* _Text shown_:
○ ○ ○ ○ ○
What was the solution for the bitonic ordering? Min swaps to make first i elements increasing, and min swaps to make the latter elements decreasing wasn't working apparently.
That doesn't work for the case
4 5 6 7 9 1 10
since you can just switch the 10 and the 1.The solution is for every number starting from the number with the lowest value, swap it all the way to the left or to the right. You will only swap with the numbers that are greater than it, so you will need store how many numbers are greater than it to the left and how many are greater to the right, which you can do with fenwick tree.
But making the first 5 elements increasing takes 0 swaps, and last 2 elements decreasing takes 1 swap, so my logic also gives 1 as the answer.
A better example is
2 3 4 1 5 6
: it's optimal to move the 1 to the very right, but there's no reason to flip the 5/6 to decreasing.Does anyone know what's wrong with the following solution for bitonic ordering? Spent quite a bit trying to debug/identify the flaw b/c I kept getting the wrong answer. I also could not create a test-case that broke my code:
First, I compressed all values to be in the range [0,n-1], where n is the # of elements.
○ ○ ○ ○ ○
* _What the task requires_: For each statement, say whether it agrees with the bitonic ordering thread, answering yes or no and quoting the words of the thread that decide it. 1. The counts of greater numbers on the left and on the right can be kept with a Fenwick tree. 2. For 2 3 4 1 5 6, the best move is to send the 1 to the very left. 3. The last poster compressed all values into the range [1,n].

Items stored from a collection:
○ ○ ○ ○ ○
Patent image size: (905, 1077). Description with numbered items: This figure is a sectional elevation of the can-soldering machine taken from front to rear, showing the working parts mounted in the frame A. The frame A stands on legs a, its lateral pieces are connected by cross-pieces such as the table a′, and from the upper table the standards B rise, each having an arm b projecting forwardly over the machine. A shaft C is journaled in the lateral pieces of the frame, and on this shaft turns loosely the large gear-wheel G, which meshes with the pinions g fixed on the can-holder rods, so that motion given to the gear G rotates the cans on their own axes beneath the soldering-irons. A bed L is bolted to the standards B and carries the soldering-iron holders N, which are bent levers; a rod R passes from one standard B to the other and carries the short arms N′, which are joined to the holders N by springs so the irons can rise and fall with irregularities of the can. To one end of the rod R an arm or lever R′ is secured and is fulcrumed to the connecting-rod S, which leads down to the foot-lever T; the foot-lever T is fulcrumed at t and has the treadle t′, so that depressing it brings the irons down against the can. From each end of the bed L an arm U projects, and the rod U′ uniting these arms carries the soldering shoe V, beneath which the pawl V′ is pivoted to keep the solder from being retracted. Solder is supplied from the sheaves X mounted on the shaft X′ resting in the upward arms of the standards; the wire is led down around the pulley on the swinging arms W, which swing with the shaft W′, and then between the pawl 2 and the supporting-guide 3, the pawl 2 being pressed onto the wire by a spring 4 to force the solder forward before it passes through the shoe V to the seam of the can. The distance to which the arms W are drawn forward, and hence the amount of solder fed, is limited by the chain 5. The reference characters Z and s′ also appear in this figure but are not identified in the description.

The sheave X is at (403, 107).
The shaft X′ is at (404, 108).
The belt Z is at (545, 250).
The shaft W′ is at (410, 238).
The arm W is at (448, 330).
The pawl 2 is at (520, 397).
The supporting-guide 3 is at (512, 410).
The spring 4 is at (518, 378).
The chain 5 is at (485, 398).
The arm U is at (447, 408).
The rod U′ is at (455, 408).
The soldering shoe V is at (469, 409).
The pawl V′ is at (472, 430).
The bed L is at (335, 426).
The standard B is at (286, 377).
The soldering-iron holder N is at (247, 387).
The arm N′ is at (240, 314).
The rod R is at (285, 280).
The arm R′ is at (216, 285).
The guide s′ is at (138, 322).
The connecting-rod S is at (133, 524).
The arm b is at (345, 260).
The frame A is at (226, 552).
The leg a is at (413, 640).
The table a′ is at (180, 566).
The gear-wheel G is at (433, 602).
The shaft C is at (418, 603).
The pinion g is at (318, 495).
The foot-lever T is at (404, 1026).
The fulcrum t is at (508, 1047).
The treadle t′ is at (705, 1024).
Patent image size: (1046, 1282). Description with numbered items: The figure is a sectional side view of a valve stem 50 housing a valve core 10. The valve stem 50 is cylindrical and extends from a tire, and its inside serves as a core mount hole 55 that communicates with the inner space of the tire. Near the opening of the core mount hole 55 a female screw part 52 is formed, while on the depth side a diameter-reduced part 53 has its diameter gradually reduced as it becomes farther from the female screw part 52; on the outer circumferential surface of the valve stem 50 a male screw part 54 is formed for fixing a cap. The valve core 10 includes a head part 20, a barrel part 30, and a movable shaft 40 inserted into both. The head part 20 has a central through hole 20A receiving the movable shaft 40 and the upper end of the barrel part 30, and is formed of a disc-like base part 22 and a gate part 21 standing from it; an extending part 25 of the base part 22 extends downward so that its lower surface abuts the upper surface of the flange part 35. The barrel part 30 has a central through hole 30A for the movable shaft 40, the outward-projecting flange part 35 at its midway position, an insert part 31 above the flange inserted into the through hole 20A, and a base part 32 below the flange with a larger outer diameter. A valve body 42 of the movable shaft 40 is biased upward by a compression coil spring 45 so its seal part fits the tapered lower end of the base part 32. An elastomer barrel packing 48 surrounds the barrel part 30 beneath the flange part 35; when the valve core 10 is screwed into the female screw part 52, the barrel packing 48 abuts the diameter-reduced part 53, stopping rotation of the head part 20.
○ ○ ○ ○ ○
* _Answer to the exercise_:
1. Yes: "which you can do with fenwick tree"
2. No: "it's optimal to move the 1 to the very right"
3. No: "I compressed all values to be in the range [0,n-1]"